▸ Given exercise
Copy the data that follows exactly. Include no pictures.

▸ Extracted records
# # #

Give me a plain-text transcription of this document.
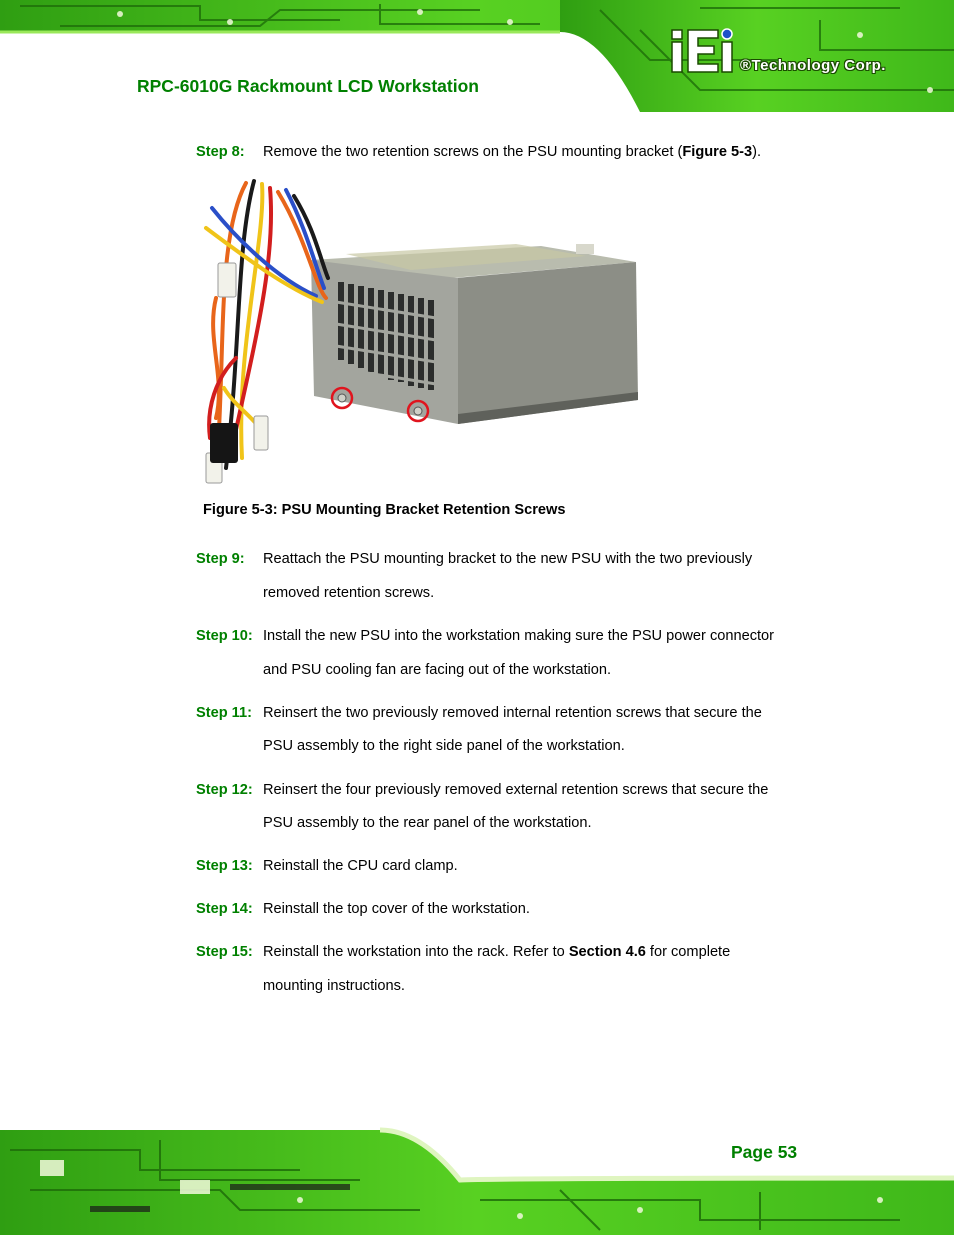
RPC-6010G Rackmount LCD Workstation
®Technology Corp.
Step 8: Remove the two retention screws on the PSU mounting bracket (Figure 5-3).
Figure 5-3: PSU Mounting Bracket Retention Screws
Step 9: Reattach the PSU mounting bracket to the new PSU with the two previously
removed retention screws.
Step 10: Install the new PSU into the workstation making sure the PSU power connector
and PSU cooling fan are facing out of the workstation.
Step 11: Reinsert the two previously removed internal retention screws that secure the
PSU assembly to the right side panel of the workstation.
Step 12: Reinsert the four previously removed external retention screws that secure the
PSU assembly to the rear panel of the workstation.
Step 13: Reinstall the CPU card clamp.
Step 14: Reinstall the top cover of the workstation.
Step 15: Reinstall the workstation into the rack. Refer to Section 4.6 for complete
mounting instructions.
Page 53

# # #

▸ Task solution
Give me a plain-text transcription of this document.
RPC-6010G Rackmount LCD Workstation
®Technology Corp.
Step 8: Remove the two retention screws on the PSU mounting bracket (Figure 5-3).
Figure 5-3: PSU Mounting Bracket Retention Screws
Step 9: Reattach the PSU mounting bracket to the new PSU with the two previously
removed retention screws.
Step 10: Install the new PSU into the workstation making sure the PSU power connector
and PSU cooling fan are facing out of the workstation.
Step 11: Reinsert the two previously removed internal retention screws that secure the
PSU assembly to the right side panel of the workstation.
Step 12: Reinsert the four previously removed external retention screws that secure the
PSU assembly to the rear panel of the workstation.
Step 13: Reinstall the CPU card clamp.
Step 14: Reinstall the top cover of the workstation.
Step 15: Reinstall the workstation into the rack. Refer to Section 4.6 for complete
mounting instructions.
Page 53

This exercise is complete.